Start RECORDS PROVIDED

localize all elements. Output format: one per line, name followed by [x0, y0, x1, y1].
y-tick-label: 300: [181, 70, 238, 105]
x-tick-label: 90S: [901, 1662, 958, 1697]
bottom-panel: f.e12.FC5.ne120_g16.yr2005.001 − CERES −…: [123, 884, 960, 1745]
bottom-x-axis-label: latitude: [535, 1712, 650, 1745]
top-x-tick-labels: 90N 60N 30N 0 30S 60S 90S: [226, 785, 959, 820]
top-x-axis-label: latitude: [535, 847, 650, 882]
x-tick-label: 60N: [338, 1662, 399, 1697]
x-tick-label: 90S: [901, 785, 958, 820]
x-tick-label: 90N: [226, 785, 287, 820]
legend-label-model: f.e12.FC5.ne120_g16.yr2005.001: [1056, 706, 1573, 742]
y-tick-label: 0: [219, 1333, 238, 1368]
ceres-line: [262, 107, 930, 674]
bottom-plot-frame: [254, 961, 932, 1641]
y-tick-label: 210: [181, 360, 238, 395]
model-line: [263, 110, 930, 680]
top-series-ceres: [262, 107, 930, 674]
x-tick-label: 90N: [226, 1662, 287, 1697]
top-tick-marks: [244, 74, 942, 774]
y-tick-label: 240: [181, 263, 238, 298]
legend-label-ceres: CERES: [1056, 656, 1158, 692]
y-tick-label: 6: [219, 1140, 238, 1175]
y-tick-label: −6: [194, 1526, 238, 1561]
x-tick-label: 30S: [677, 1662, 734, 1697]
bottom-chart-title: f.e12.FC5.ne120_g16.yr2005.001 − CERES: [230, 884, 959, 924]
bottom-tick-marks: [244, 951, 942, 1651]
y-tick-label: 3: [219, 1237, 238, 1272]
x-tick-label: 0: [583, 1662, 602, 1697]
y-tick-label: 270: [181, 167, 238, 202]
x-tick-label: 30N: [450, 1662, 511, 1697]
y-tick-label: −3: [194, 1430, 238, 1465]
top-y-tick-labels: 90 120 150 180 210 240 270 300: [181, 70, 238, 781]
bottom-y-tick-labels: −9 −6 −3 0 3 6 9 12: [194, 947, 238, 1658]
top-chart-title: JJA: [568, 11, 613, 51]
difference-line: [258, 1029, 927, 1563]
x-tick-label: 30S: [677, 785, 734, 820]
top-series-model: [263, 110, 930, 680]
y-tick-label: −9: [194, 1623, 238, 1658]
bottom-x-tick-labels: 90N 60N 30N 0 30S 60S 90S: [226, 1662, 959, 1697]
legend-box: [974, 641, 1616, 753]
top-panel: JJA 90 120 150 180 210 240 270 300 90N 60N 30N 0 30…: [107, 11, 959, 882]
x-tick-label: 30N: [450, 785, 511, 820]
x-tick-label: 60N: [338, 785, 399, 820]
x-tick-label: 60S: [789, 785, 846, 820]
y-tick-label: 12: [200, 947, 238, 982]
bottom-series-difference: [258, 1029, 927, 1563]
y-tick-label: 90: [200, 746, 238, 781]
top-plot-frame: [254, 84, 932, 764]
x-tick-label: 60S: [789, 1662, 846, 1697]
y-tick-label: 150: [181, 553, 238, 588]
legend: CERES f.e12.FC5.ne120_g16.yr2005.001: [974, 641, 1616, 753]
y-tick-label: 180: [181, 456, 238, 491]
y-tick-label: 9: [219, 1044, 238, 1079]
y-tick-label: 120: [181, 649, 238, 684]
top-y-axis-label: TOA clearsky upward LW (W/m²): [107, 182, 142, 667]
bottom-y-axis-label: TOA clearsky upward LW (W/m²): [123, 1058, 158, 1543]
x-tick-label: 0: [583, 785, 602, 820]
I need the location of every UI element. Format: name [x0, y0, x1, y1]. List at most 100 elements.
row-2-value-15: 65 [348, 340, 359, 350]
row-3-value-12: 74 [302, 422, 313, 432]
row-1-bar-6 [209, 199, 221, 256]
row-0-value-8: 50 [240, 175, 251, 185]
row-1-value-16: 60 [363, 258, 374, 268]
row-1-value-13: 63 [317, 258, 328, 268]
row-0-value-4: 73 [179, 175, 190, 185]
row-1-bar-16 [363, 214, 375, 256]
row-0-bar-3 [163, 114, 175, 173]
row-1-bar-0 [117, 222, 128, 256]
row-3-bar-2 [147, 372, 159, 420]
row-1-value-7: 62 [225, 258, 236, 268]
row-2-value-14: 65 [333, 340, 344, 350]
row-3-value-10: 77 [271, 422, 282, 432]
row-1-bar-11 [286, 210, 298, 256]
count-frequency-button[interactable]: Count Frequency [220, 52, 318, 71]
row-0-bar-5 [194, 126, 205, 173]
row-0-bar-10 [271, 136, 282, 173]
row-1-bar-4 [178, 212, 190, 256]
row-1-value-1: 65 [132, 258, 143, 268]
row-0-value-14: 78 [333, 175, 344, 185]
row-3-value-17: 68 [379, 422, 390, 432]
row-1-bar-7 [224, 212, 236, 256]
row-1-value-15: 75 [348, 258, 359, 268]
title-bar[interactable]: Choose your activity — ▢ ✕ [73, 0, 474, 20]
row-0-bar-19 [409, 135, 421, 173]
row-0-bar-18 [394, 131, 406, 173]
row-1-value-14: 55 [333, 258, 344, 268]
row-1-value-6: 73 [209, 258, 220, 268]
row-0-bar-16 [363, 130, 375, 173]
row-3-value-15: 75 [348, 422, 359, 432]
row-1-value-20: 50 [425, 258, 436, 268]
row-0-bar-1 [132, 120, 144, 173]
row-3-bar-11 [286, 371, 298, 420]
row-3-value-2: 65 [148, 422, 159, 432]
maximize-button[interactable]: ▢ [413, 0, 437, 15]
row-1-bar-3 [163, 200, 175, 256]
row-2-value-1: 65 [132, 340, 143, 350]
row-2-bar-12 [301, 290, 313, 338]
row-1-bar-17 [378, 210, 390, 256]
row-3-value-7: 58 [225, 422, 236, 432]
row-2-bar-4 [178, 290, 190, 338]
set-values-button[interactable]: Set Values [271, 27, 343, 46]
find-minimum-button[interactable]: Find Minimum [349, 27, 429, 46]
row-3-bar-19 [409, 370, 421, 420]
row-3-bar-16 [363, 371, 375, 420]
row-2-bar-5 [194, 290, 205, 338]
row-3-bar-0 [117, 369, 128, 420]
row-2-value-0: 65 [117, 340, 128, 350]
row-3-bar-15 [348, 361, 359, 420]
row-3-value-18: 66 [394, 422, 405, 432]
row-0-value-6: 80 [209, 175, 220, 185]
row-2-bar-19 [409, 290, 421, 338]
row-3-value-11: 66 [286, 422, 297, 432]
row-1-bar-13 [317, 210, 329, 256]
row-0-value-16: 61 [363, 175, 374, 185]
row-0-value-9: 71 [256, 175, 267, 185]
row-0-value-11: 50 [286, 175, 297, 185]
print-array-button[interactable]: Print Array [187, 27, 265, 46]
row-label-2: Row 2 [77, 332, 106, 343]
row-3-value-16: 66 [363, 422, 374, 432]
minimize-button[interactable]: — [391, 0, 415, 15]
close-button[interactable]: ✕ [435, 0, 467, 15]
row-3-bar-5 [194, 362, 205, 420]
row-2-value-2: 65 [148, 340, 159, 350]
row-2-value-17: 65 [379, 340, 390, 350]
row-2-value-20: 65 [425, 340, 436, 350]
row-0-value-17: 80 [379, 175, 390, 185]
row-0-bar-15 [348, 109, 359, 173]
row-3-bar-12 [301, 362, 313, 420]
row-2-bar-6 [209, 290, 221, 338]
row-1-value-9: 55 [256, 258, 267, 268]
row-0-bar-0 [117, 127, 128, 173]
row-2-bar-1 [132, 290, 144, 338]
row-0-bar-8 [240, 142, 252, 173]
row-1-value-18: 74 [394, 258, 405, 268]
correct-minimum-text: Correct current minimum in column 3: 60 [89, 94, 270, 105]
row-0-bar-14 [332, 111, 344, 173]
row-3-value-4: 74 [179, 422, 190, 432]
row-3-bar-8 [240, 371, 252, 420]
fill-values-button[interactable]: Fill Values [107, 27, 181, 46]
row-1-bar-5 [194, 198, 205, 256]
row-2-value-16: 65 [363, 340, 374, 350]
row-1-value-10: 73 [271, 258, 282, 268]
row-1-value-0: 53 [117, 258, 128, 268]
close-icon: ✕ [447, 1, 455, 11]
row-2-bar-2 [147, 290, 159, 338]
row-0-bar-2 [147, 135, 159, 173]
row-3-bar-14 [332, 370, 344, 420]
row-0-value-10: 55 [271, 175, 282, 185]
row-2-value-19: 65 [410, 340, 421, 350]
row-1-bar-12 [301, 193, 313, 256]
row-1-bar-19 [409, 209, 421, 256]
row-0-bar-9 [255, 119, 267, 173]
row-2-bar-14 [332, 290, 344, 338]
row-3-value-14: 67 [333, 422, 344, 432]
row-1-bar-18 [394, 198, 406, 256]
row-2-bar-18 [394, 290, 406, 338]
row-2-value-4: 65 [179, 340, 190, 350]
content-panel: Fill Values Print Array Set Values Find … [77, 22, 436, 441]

End RECORDS PROVIDED

**GOAL:** Please reproduce the data above word for word, starting at its first line and ending at the line that contains "model-line: [263, 110, 930, 680]", with both of those lines included.

**FULL OUTPUT:**
localize all elements. Output format: one per line, name followed by [x0, y0, x1, y1].
y-tick-label: 300: [181, 70, 238, 105]
x-tick-label: 90S: [901, 1662, 958, 1697]
bottom-panel: f.e12.FC5.ne120_g16.yr2005.001 − CERES −…: [123, 884, 960, 1745]
bottom-x-axis-label: latitude: [535, 1712, 650, 1745]
top-x-tick-labels: 90N 60N 30N 0 30S 60S 90S: [226, 785, 959, 820]
top-x-axis-label: latitude: [535, 847, 650, 882]
x-tick-label: 60N: [338, 1662, 399, 1697]
x-tick-label: 90S: [901, 785, 958, 820]
x-tick-label: 90N: [226, 785, 287, 820]
legend-label-model: f.e12.FC5.ne120_g16.yr2005.001: [1056, 706, 1573, 742]
y-tick-label: 0: [219, 1333, 238, 1368]
ceres-line: [262, 107, 930, 674]
bottom-plot-frame: [254, 961, 932, 1641]
y-tick-label: 210: [181, 360, 238, 395]
model-line: [263, 110, 930, 680]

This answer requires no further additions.